RECORDS SUPPLIED →
▶
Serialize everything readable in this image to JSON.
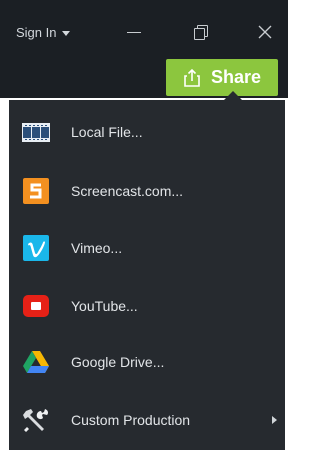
{
  "window": {
    "sign_in_label": "Sign In",
    "controls": [
      "minimize-icon",
      "restore-icon",
      "close-icon"
    ]
  },
  "share": {
    "label": "Share",
    "icon": "share-upload-icon",
    "color": "#8cc63e"
  },
  "menu": {
    "items": [
      {
        "label": "Local File...",
        "icon": "local-file-film-icon"
      },
      {
        "label": "Screencast.com...",
        "icon": "screencast-s-icon"
      },
      {
        "label": "Vimeo...",
        "icon": "vimeo-v-icon"
      },
      {
        "label": "YouTube...",
        "icon": "youtube-play-icon"
      },
      {
        "label": "Google Drive...",
        "icon": "google-drive-icon"
      },
      {
        "label": "Custom Production",
        "icon": "tools-icon",
        "has_submenu": true
      }
    ]
  },
  "colors": {
    "background_dark": "#1b1f24",
    "menu_background": "#262a2f",
    "text": "#e2e5e8",
    "screencast_orange": "#f39020",
    "vimeo_blue": "#1ab7ea",
    "youtube_red": "#e62117"
  }
}
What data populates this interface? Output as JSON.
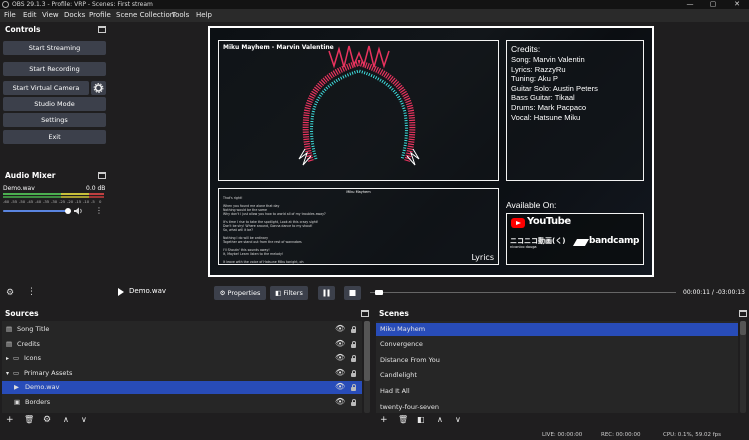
{
  "window": {
    "title": "OBS 29.1.3 - Profile: VRP - Scenes: First stream",
    "minimize": "—",
    "maximize": "▢",
    "close": "✕"
  },
  "menu": [
    "File",
    "Edit",
    "View",
    "Docks",
    "Profile",
    "Scene Collection",
    "Tools",
    "Help"
  ],
  "controls": {
    "title": "Controls",
    "start_streaming": "Start Streaming",
    "start_recording": "Start Recording",
    "start_virtual_camera": "Start Virtual Camera",
    "studio_mode": "Studio Mode",
    "settings": "Settings",
    "exit": "Exit"
  },
  "audio_mixer": {
    "title": "Audio Mixer",
    "track_name": "Demo.wav",
    "level": "0.0 dB",
    "scale": [
      "-60",
      "-55",
      "-50",
      "-45",
      "-40",
      "-35",
      "-30",
      "-25",
      "-20",
      "-15",
      "-10",
      "-5",
      "0"
    ],
    "volume_fraction": 0.95
  },
  "preview": {
    "song_title": "Miku Mayhem - Marvin Valentine",
    "credits_heading": "Credits:",
    "credits": [
      "Song: Marvin Valentin",
      "Lyrics: RazzyRu",
      "Tuning: Aku P",
      "Guitar Solo: Austin Peters",
      "Bass Guitar: Tikaal",
      "Drums: Mark Pacpaco",
      "Vocal: Hatsune Miku"
    ],
    "lyrics_heading": "Miku Mayhem",
    "lyrics_lines": [
      "That's right!",
      "",
      "When you found me alone that day",
      "Nothing would be the same",
      "Why don't I just allow you how to world all of my troubles away?",
      "",
      "It's time I rise to take the spotlight, Look at this crazy sight!",
      "Don't be shy! Where around, Gonna dance to my shout!",
      "So, what will it be?",
      "",
      "Nothing I do will be ordinary",
      "Together we stand out from the rest of wannabes",
      "",
      "I'll Shoutn' this sounds away!",
      "It, Maybe! Learn listen to the melody!",
      "",
      "It leave with the voice of Hatsune Miku tonight, oh"
    ],
    "lyrics_label": "Lyrics",
    "available_on": "Available On:",
    "youtube_label": "YouTube",
    "niconico_label": "ニコニコ動画(く)",
    "niconico_sub": "niconico douga",
    "bandcamp_label": "bandcamp"
  },
  "transport": {
    "media_name": "Demo.wav",
    "properties": "Properties",
    "filters": "Filters",
    "time_current": "00:00:11",
    "time_separator": "/",
    "time_remaining": "-03:00:13",
    "progress_fraction": 0.015
  },
  "sources": {
    "title": "Sources",
    "items": [
      {
        "label": "Song Title",
        "icon": "text-icon",
        "group": false,
        "selected": false
      },
      {
        "label": "Credits",
        "icon": "text-icon",
        "group": false,
        "selected": false
      },
      {
        "label": "Icons",
        "icon": "folder-icon",
        "group": true,
        "selected": false
      },
      {
        "label": "Primary Assets",
        "icon": "folder-icon",
        "group": true,
        "selected": false
      },
      {
        "label": "Demo.wav",
        "icon": "play-icon",
        "group": false,
        "selected": true
      },
      {
        "label": "Borders",
        "icon": "image-icon",
        "group": false,
        "selected": false
      }
    ]
  },
  "scenes": {
    "title": "Scenes",
    "items": [
      {
        "label": "Miku Mayhem",
        "selected": true
      },
      {
        "label": "Convergence",
        "selected": false
      },
      {
        "label": "Distance From You",
        "selected": false
      },
      {
        "label": "Candlelight",
        "selected": false
      },
      {
        "label": "Had It All",
        "selected": false
      },
      {
        "label": "twenty-four-seven",
        "selected": false
      }
    ]
  },
  "status": {
    "live": "LIVE: 00:00:00",
    "rec": "REC: 00:00:00",
    "cpu": "CPU: 0.1%, 59.02 fps"
  },
  "colors": {
    "accent": "#284cb8",
    "button": "#3c404b",
    "background": "#1f1e1f",
    "youtube_red": "#ff0000",
    "wave_pink": "#e8335e",
    "wave_cyan": "#3fe0e0"
  }
}
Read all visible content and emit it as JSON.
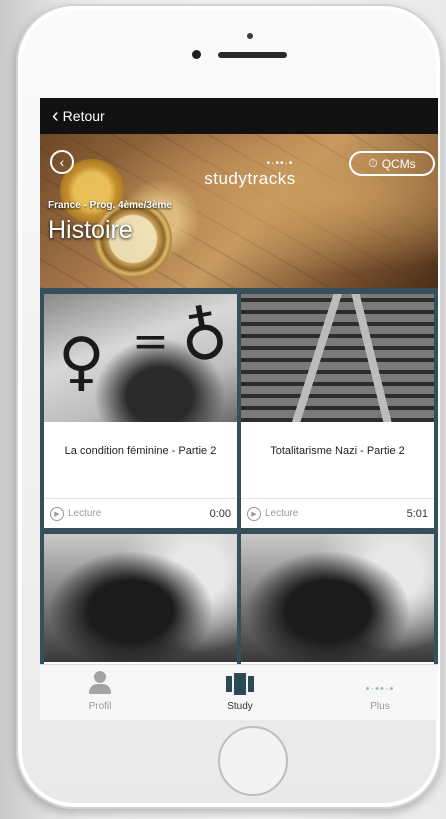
{
  "navbar": {
    "back_label": "Retour"
  },
  "hero": {
    "brand": "studytracks",
    "qcm_label": "QCMs",
    "subtitle": "France - Prog. 4ème/3ème",
    "title": "Histoire"
  },
  "cards": [
    {
      "title": "La condition féminine - Partie 2",
      "action": "Lecture",
      "duration": "0:00"
    },
    {
      "title": "Totalitarisme Nazi - Partie 2",
      "action": "Lecture",
      "duration": "5:01"
    },
    {
      "title": "",
      "action": "",
      "duration": ""
    },
    {
      "title": "",
      "action": "",
      "duration": ""
    }
  ],
  "tabs": [
    {
      "label": "Profil",
      "icon": "person-icon"
    },
    {
      "label": "Study",
      "icon": "study-icon"
    },
    {
      "label": "Plus",
      "icon": "dots-icon"
    }
  ],
  "colors": {
    "accent": "#2e4a56",
    "navbar": "#111111",
    "grid_bg": "#35505a"
  }
}
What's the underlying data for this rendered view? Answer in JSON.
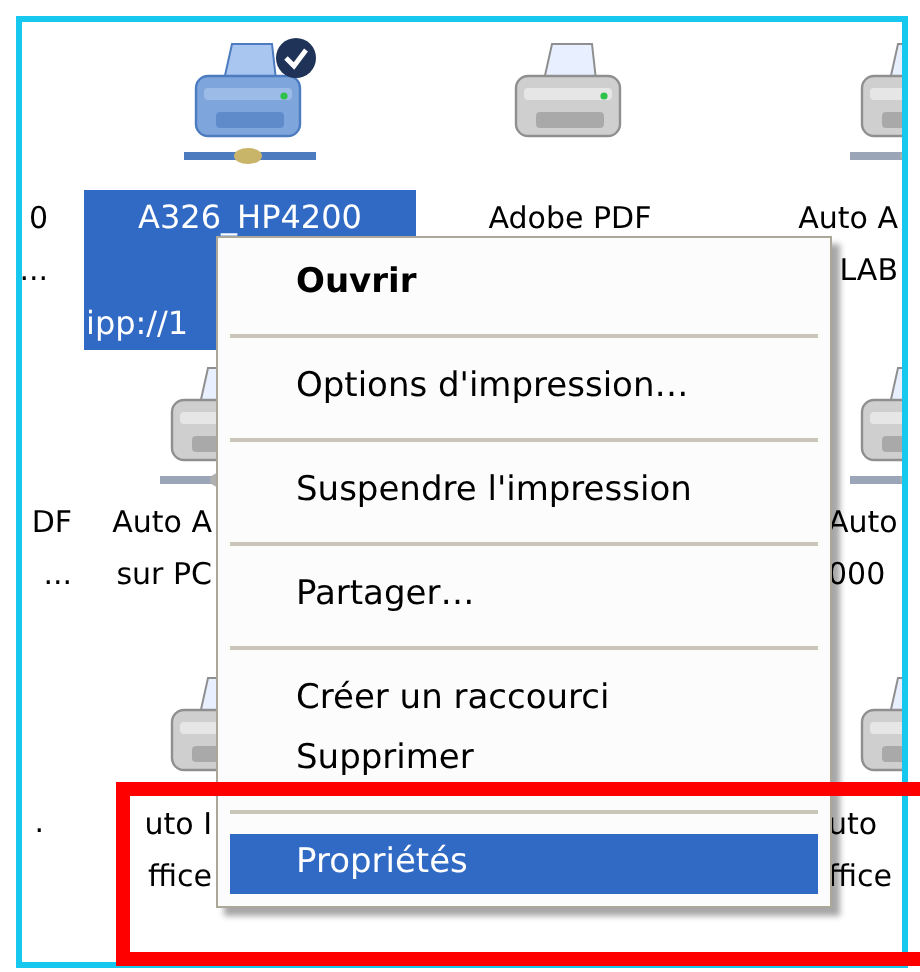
{
  "icons": [
    {
      "label_lines": [
        "0",
        "..."
      ],
      "selected": false
    },
    {
      "kind": "network_printer",
      "label_lines": [
        "A326_HP4200",
        "ipp://1"
      ],
      "selected": true,
      "default_badge": true
    },
    {
      "kind": "printer",
      "label_lines": [
        "Adobe PDF"
      ],
      "selected": false
    },
    {
      "kind": "network_printer",
      "label_lines": [
        "Auto A",
        "LAB"
      ],
      "selected": false
    },
    {
      "label_lines": [
        "DF",
        "..."
      ],
      "selected": false
    },
    {
      "kind": "network_printer",
      "label_lines": [
        "Auto A",
        "sur PC"
      ],
      "selected": false
    },
    {
      "kind": "network_printer",
      "label_lines": [
        "Auto",
        "000"
      ],
      "selected": false
    },
    {
      "label_lines": [
        "."
      ],
      "selected": false
    },
    {
      "kind": "network_printer",
      "label_lines": [
        "uto I",
        "ffice"
      ],
      "selected": false
    },
    {
      "kind": "network_printer",
      "label_lines": [
        "uto",
        "ffice"
      ],
      "selected": false
    }
  ],
  "context_menu": {
    "items": [
      {
        "kind": "item",
        "label": "Ouvrir",
        "bold": true,
        "selected": false
      },
      {
        "kind": "separator"
      },
      {
        "kind": "item",
        "label": "Options d'impression…",
        "bold": false,
        "selected": false
      },
      {
        "kind": "separator"
      },
      {
        "kind": "item",
        "label": "Suspendre l'impression",
        "bold": false,
        "selected": false
      },
      {
        "kind": "separator"
      },
      {
        "kind": "item",
        "label": "Partager…",
        "bold": false,
        "selected": false
      },
      {
        "kind": "separator"
      },
      {
        "kind": "item",
        "label": "Créer un raccourci",
        "bold": false,
        "selected": false
      },
      {
        "kind": "item",
        "label": "Supprimer",
        "bold": false,
        "selected": false
      },
      {
        "kind": "separator"
      },
      {
        "kind": "item",
        "label": "Propriétés",
        "bold": false,
        "selected": true
      }
    ]
  }
}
◀
STATED TASK → Which lines in the data above contain "Miku"? Show each one.

THE RESPONSE →
    "song_title": "Miku Mayhem - Marvin Valentine",
      "Vocal: Hatsune Miku"
    "lyrics_heading": "Miku Mayhem",
      "It leave with the voice of Hatsune Miku tonight, oh"
        "label": "Miku Mayhem",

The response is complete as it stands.